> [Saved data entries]
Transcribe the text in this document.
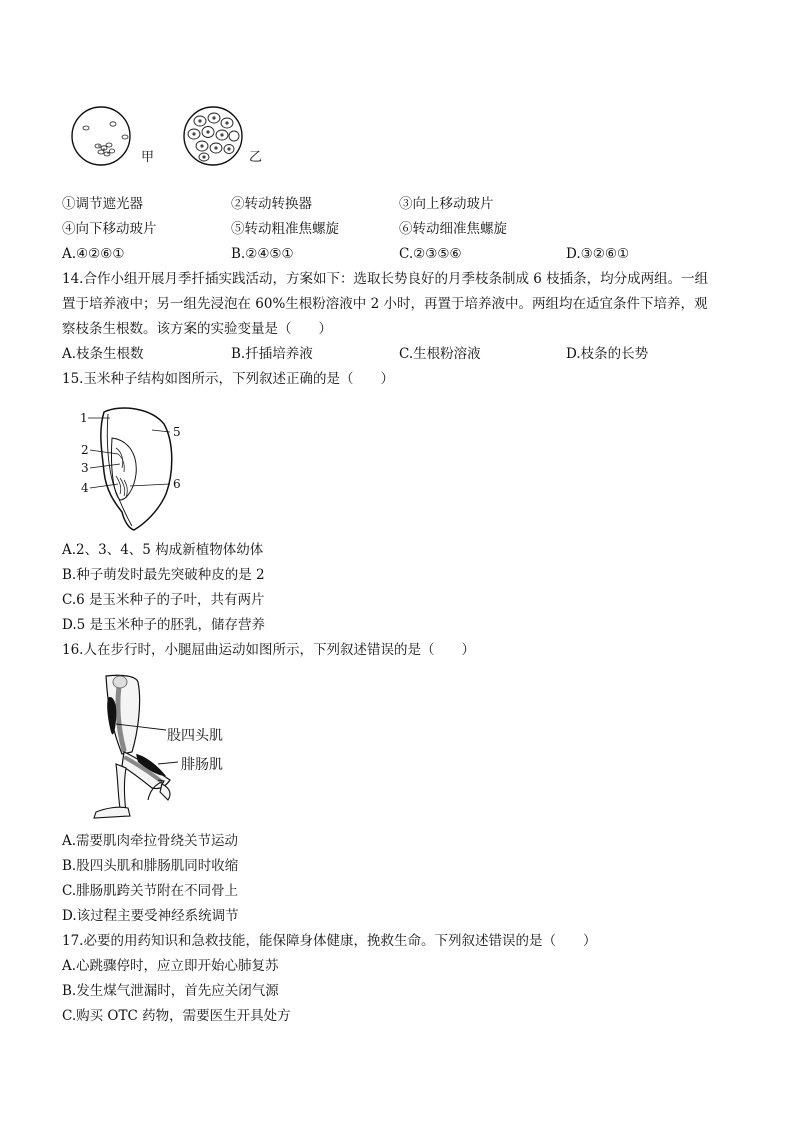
甲	乙
①调节遮光器	②转动转换器	③向上移动玻片
④向下移动玻片	⑤转动粗准焦螺旋	⑥转动细准焦螺旋
A.④②⑥①	B.②④⑤①	C.②③⑤⑥	D.③②⑥①
14.合作小组开展月季扦插实践活动，方案如下：选取长势良好的月季枝条制成 6 枝插条，均分成两组。一组
置于培养液中；另一组先浸泡在 60%生根粉溶液中 2 小时，再置于培养液中。两组均在适宜条件下培养，观
察枝条生根数。该方案的实验变量是（　　）
A.枝条生根数	B.扦插培养液	C.生根粉溶液	D.枝条的长势
15.玉米种子结构如图所示，下列叙述正确的是（　　）
1
5
2
3
4	6
A.2、3、4、5 构成新植物体幼体
B.种子萌发时最先突破种皮的是 2
C.6 是玉米种子的子叶，共有两片
D.5 是玉米种子的胚乳，储存营养
16.人在步行时，小腿屈曲运动如图所示，下列叙述错误的是（　　）
股四头肌
腓肠肌
A.需要肌肉牵拉骨绕关节运动
B.股四头肌和腓肠肌同时收缩
C.腓肠肌跨关节附在不同骨上
D.该过程主要受神经系统调节
17.必要的用药知识和急救技能，能保障身体健康，挽救生命。下列叙述错误的是（　　）
A.心跳骤停时，应立即开始心肺复苏
B.发生煤气泄漏时，首先应关闭气源
C.购买 OTC 药物，需要医生开具处方
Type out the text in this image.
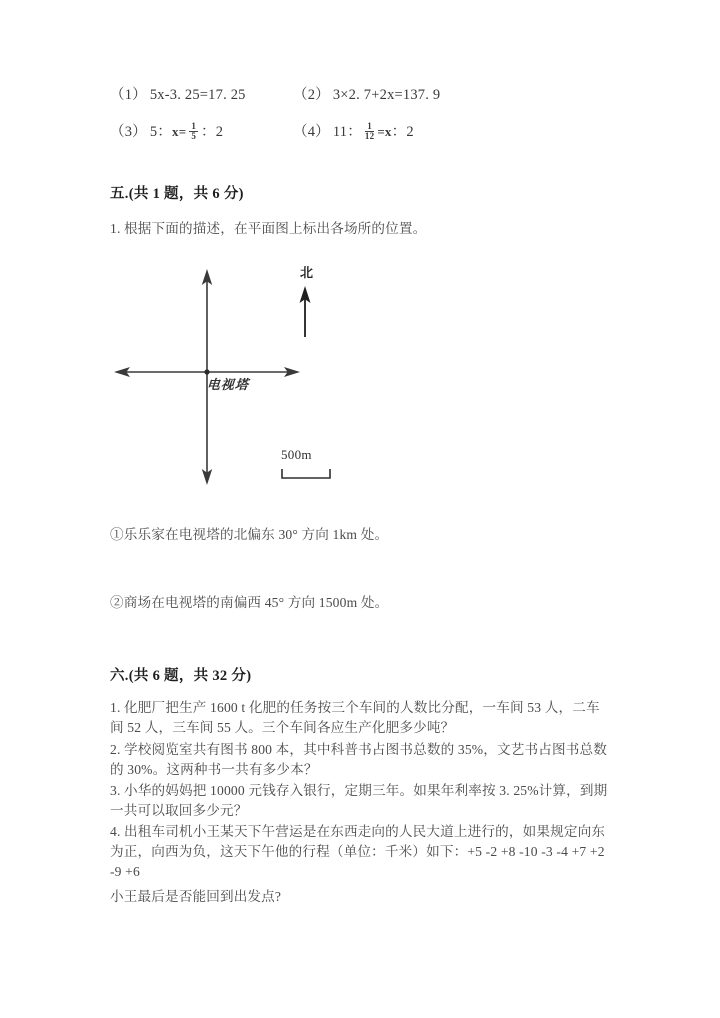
（1） 5x-3. 25=17. 25	（2） 3×2. 7+2x=137. 9
（3） 5：$x= \frac{1}{5}$ ：2	（4） 11： $\frac{1}{12} =x$：2
五.(共 1 题，共 6 分)
1. 根据下面的描述，在平面图上标出各场所的位置。
电视塔
北
500m
①乐乐家在电视塔的北偏东 30° 方向 1km 处。
②商场在电视塔的南偏西 45° 方向 1500m 处。
六.(共 6 题，共 32 分)
1. 化肥厂把生产 1600 t 化肥的任务按三个车间的人数比分配，一车间 53 人，二车间 52 人，三车间 55 人。三个车间各应生产化肥多少吨？
2. 学校阅览室共有图书 800 本，其中科普书占图书总数的 35%，文艺书占图书总数的 30%。这两种书一共有多少本？
3. 小华的妈妈把 10000 元钱存入银行，定期三年。如果年利率按 3. 25%计算，到期一共可以取回多少元？
4. 出租车司机小王某天下午营运是在东西走向的人民大道上进行的，如果规定向东为正，向西为负，这天下午他的行程（单位：千米）如下：+5 -2 +8 -10 -3 -4 +7 +2 -9 +6
小王最后是否能回到出发点?
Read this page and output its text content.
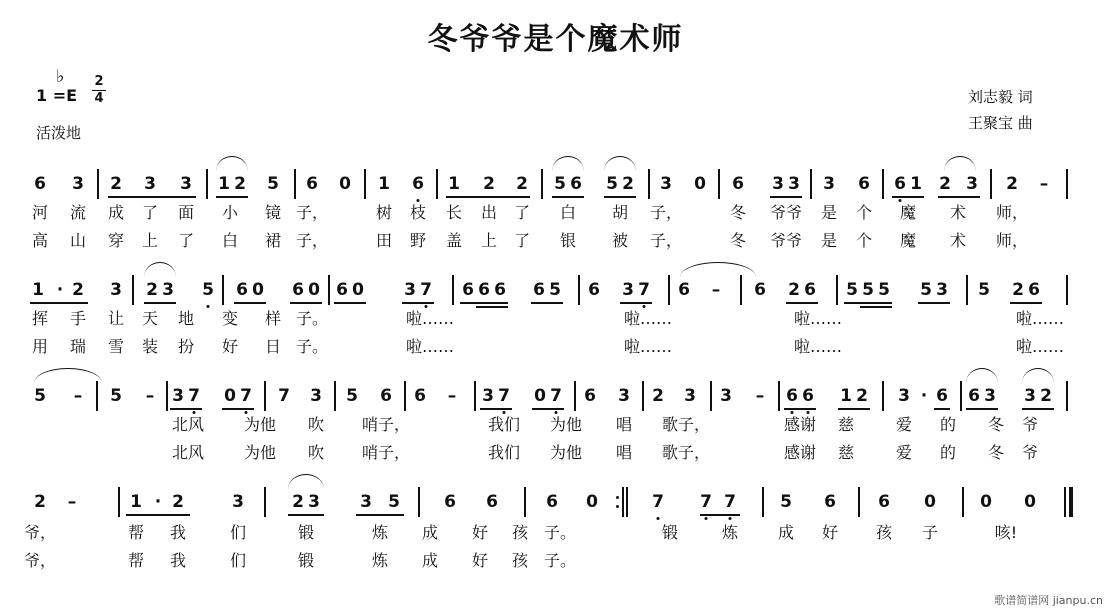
冬爷爷是个魔术师
♭
$1 =E \frac{2}{4}$
活泼地
刘志毅 词
王聚宝 曲
6 3 2 3 3 1 2 5 6 0 1 6 1 2 2 5 6 5 2 3 0 6 3 3 3 6 6 1 2 3 2 –
河 流 成 了 面 小 镜 子，	树 枝 长 出 了 白 胡 子，	冬 爷爷 是 个 魔 术 师，
高 山 穿 上 了 白 裙 子，	田 野 盖 上 了 银 被 子，	冬 爷爷 是 个 魔 术 师，
1 · 2 3 2 3 5 6 0 6 0 6 0 3 7 6 6 6 6 5 6 3 7 6 – 6 2 6 5 5 5 5 3 5 2 6
挥 手 让 天 地 变 样 子。	啦……	啦……	啦……	啦……
用 瑞 雪 装 扮 好 日 子。	啦……	啦……	啦……	啦……
5 – 5 – 3 7 0 7 7 3 5 6 6 – 3 7 0 7 6 3 2 3 3 – 6 6 1 2 3 · 6 6 3 3 2
北风 为他 吹 哨子，	我们 为他 唱 歌子，	感谢 慈	爱 的 冬 爷
北风 为他 吹 哨子，	我们 为他 唱 歌子，	感谢 慈	爱 的 冬 爷
2 –	1 · 2	3	2 3 3 5	6 6	6 0	7 7 7	5 6 6 0	0 0
爷，	帮 我	们	锻	炼 成 好 孩 子。	锻	炼 成 好 孩 子	咳!
爷，	帮 我	们	锻	炼 成 好 孩 子。
歌谱简谱网 jianpu.cn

> [GOAL] Write out the entries above verbatim; the pictures do not belong in your copy.

> [THE OUTPUT]
Transcribe the text in this document.
甲	乙
①调节遮光器	②转动转换器	③向上移动玻片
④向下移动玻片	⑤转动粗准焦螺旋	⑥转动细准焦螺旋
A.④②⑥①	B.②④⑤①	C.②③⑤⑥	D.③②⑥①
14.合作小组开展月季扦插实践活动，方案如下：选取长势良好的月季枝条制成 6 枝插条，均分成两组。一组
置于培养液中；另一组先浸泡在 60%生根粉溶液中 2 小时，再置于培养液中。两组均在适宜条件下培养，观
察枝条生根数。该方案的实验变量是（　　）
A.枝条生根数	B.扦插培养液	C.生根粉溶液	D.枝条的长势
15.玉米种子结构如图所示，下列叙述正确的是（　　）
1
5
2
3
4	6
A.2、3、4、5 构成新植物体幼体
B.种子萌发时最先突破种皮的是 2
C.6 是玉米种子的子叶，共有两片
D.5 是玉米种子的胚乳，储存营养
16.人在步行时，小腿屈曲运动如图所示，下列叙述错误的是（　　）
股四头肌
腓肠肌
A.需要肌肉牵拉骨绕关节运动
B.股四头肌和腓肠肌同时收缩
C.腓肠肌跨关节附在不同骨上
D.该过程主要受神经系统调节
17.必要的用药知识和急救技能，能保障身体健康，挽救生命。下列叙述错误的是（　　）
A.心跳骤停时，应立即开始心肺复苏
B.发生煤气泄漏时，首先应关闭气源
C.购买 OTC 药物，需要医生开具处方
Type out the text in this image.
（1） 5x-3. 25=17. 25	（2） 3×2. 7+2x=137. 9
（3） 5：$x= \frac{1}{5}$ ：2	（4） 11： $\frac{1}{12} =x$：2
五.(共 1 题，共 6 分)
1. 根据下面的描述，在平面图上标出各场所的位置。
电视塔
北
500m
①乐乐家在电视塔的北偏东 30° 方向 1km 处。
②商场在电视塔的南偏西 45° 方向 1500m 处。
六.(共 6 题，共 32 分)
1. 化肥厂把生产 1600 t 化肥的任务按三个车间的人数比分配，一车间 53 人，二车间 52 人，三车间 55 人。三个车间各应生产化肥多少吨？
2. 学校阅览室共有图书 800 本，其中科普书占图书总数的 35%，文艺书占图书总数的 30%。这两种书一共有多少本？
3. 小华的妈妈把 10000 元钱存入银行，定期三年。如果年利率按 3. 25%计算，到期一共可以取回多少元？
4. 出租车司机小王某天下午营运是在东西走向的人民大道上进行的，如果规定向东为正，向西为负，这天下午他的行程（单位：千米）如下：+5 -2 +8 -10 -3 -4 +7 +2 -9 +6
小王最后是否能回到出发点?
Read this page and output its text content.
冬爷爷是个魔术师
♭
$1 =E \frac{2}{4}$
活泼地
刘志毅 词
王聚宝 曲
6 3 2 3 3 1 2 5 6 0 1 6 1 2 2 5 6 5 2 3 0 6 3 3 3 6 6 1 2 3 2 –
河 流 成 了 面 小 镜 子，	树 枝 长 出 了 白 胡 子，	冬 爷爷 是 个 魔 术 师，
高 山 穿 上 了 白 裙 子，	田 野 盖 上 了 银 被 子，	冬 爷爷 是 个 魔 术 师，
1 · 2 3 2 3 5 6 0 6 0 6 0 3 7 6 6 6 6 5 6 3 7 6 – 6 2 6 5 5 5 5 3 5 2 6
挥 手 让 天 地 变 样 子。	啦……	啦……	啦……	啦……
用 瑞 雪 装 扮 好 日 子。	啦……	啦……	啦……	啦……
5 – 5 – 3 7 0 7 7 3 5 6 6 – 3 7 0 7 6 3 2 3 3 – 6 6 1 2 3 · 6 6 3 3 2
北风 为他 吹 哨子，	我们 为他 唱 歌子，	感谢 慈	爱 的 冬 爷
北风 为他 吹 哨子，	我们 为他 唱 歌子，	感谢 慈	爱 的 冬 爷
2 –	1 · 2	3	2 3 3 5	6 6	6 0	7 7 7	5 6 6 0	0 0
爷，	帮 我	们	锻	炼 成 好 孩 子。	锻	炼 成 好 孩 子	咳!
爷，	帮 我	们	锻	炼 成 好 孩 子。
歌谱简谱网 jianpu.cn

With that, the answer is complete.